§ What is asked: Copy out the material below in full, but not its images.

-=-=-=-=-

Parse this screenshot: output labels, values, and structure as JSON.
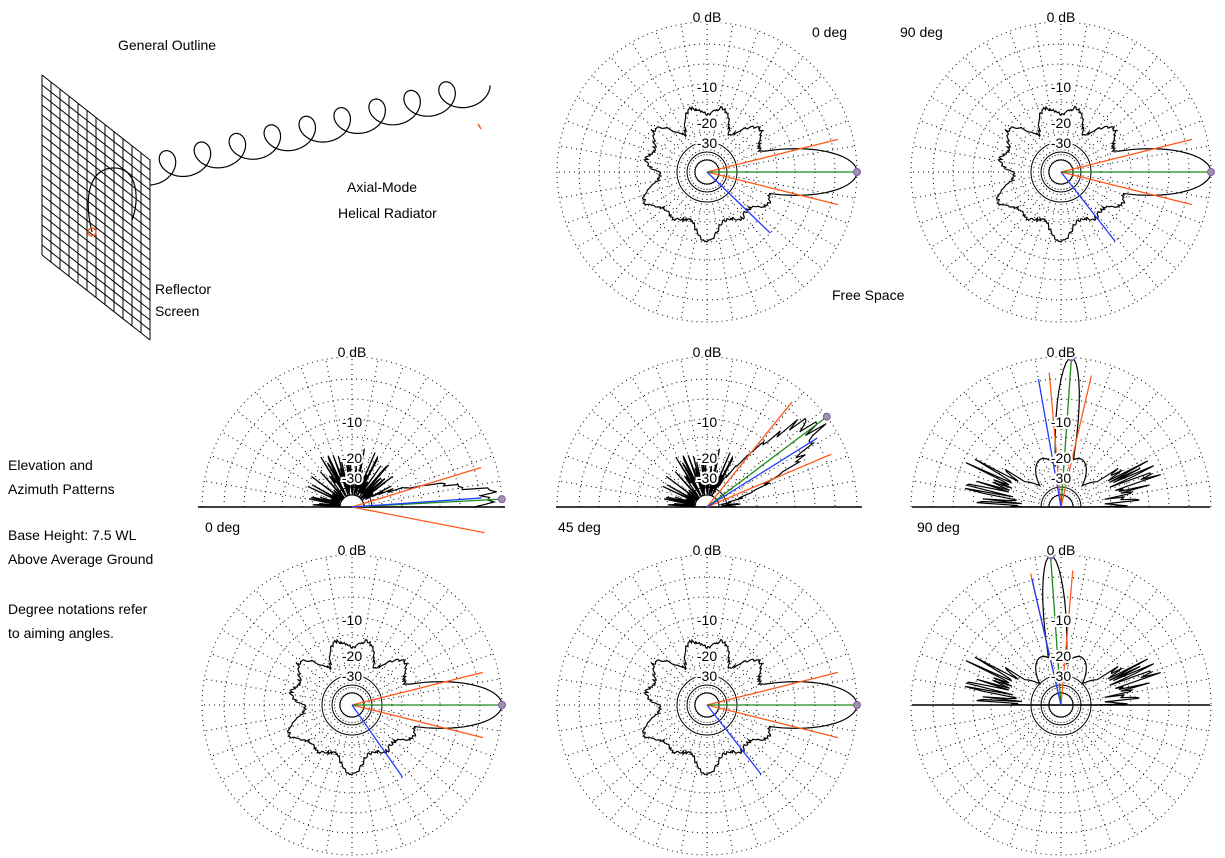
{
  "outline": {
    "title": "General Outline",
    "radiator": [
      "Axial-Mode",
      "Helical Radiator"
    ],
    "reflector": [
      "Reflector",
      "Screen"
    ]
  },
  "free_space": {
    "labels": [
      "0 deg",
      "90 deg"
    ],
    "caption": "Free Space"
  },
  "notes": [
    "Elevation and",
    "Azimuth Patterns",
    "Base Height: 7.5 WL",
    "Above Average Ground",
    "Degree notations refer",
    "to aiming angles."
  ],
  "elevation_labels": [
    "0 deg",
    "45 deg",
    "90 deg"
  ],
  "scale_labels": [
    "0 dB",
    "-10",
    "-20",
    "-30"
  ]
}
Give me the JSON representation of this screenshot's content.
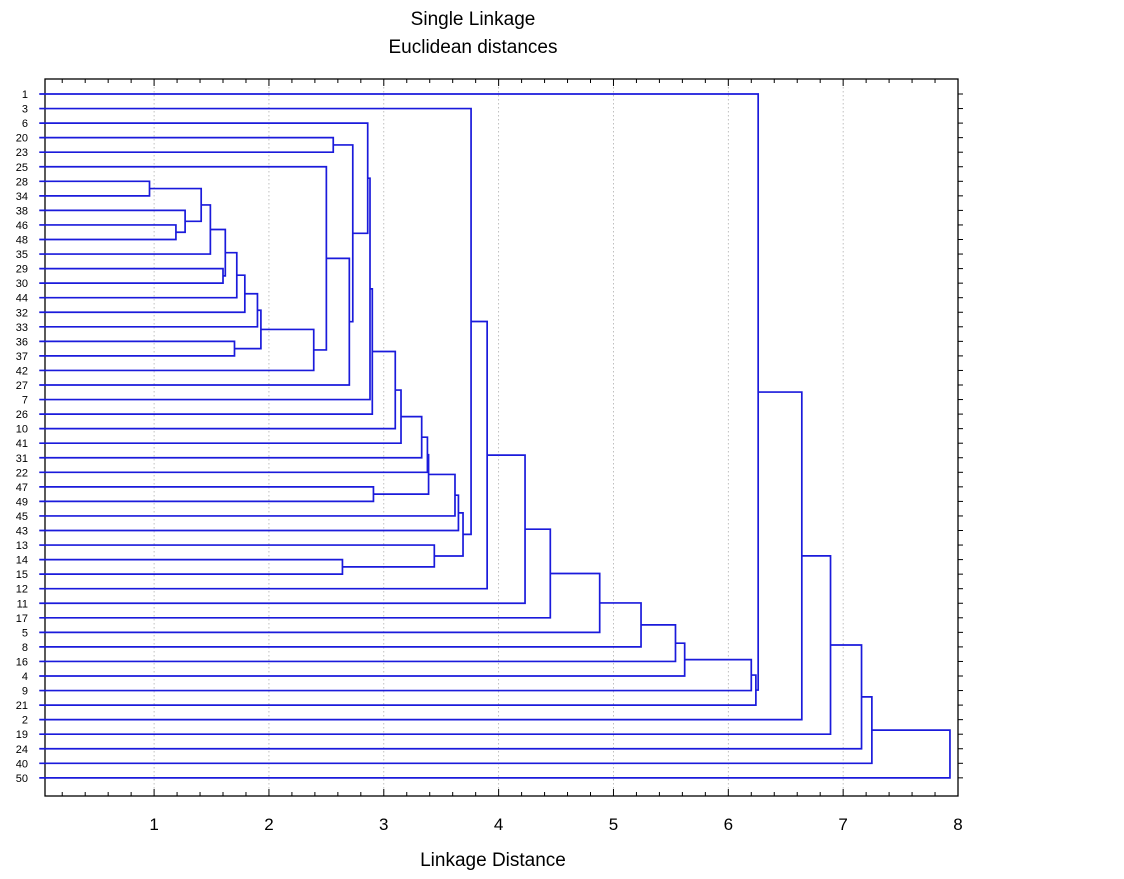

-=-=-=-=-

§ Right answer:
Parse this screenshot: output labels, values, and structure as JSON.
{
  "outline": {
    "title": "General Outline",
    "radiator": [
      "Axial-Mode",
      "Helical Radiator"
    ],
    "reflector": [
      "Reflector",
      "Screen"
    ]
  },
  "free_space": {
    "labels": [
      "0 deg",
      "90 deg"
    ],
    "caption": "Free Space"
  },
  "notes": [
    "Elevation and",
    "Azimuth Patterns",
    "Base Height: 7.5 WL",
    "Above Average Ground",
    "Degree notations refer",
    "to aiming angles."
  ],
  "elevation_labels": [
    "0 deg",
    "45 deg",
    "90 deg"
  ],
  "scale_labels": [
    "0 dB",
    "-10",
    "-20",
    "-30"
  ]
}
Give me the JSON representation of this screenshot's content.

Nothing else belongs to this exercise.